==== Exercise data ====

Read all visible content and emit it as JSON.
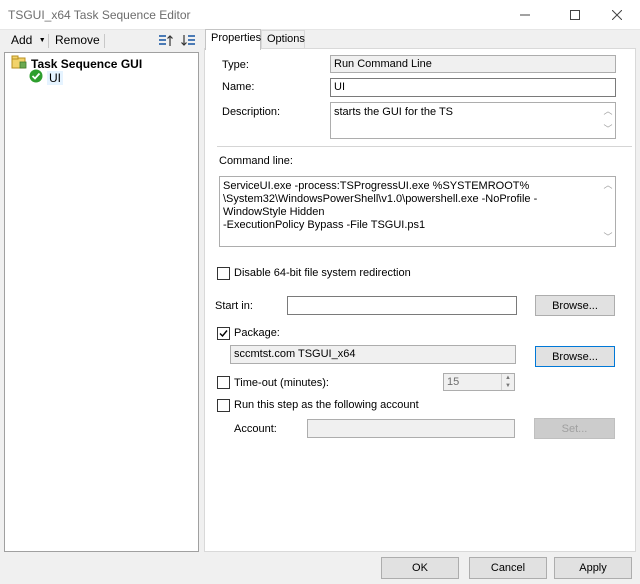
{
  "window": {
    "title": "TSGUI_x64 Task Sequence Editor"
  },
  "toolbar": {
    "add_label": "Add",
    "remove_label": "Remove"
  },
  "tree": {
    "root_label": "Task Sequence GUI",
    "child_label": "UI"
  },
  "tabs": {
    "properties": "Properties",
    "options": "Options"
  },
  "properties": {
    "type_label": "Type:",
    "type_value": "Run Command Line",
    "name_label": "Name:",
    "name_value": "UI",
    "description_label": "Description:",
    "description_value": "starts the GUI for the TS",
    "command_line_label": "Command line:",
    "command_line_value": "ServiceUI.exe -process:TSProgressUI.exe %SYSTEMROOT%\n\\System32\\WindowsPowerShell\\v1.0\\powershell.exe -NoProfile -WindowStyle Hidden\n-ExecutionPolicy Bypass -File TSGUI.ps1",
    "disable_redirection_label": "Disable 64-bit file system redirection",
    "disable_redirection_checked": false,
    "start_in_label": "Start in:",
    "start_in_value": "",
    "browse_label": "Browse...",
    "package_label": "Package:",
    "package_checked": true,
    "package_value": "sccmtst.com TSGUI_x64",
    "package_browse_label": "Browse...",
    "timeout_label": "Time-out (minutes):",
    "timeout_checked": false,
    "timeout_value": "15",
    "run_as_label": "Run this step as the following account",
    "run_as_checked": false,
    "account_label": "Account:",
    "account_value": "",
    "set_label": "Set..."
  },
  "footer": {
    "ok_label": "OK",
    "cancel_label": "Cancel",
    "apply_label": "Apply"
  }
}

====

* Required work *
Which lines hold the word "Task"? Copy every one of them.

* Result of this exercise *
    "title": "TSGUI_x64 Task Sequence Editor"
    "root_label": "Task Sequence GUI",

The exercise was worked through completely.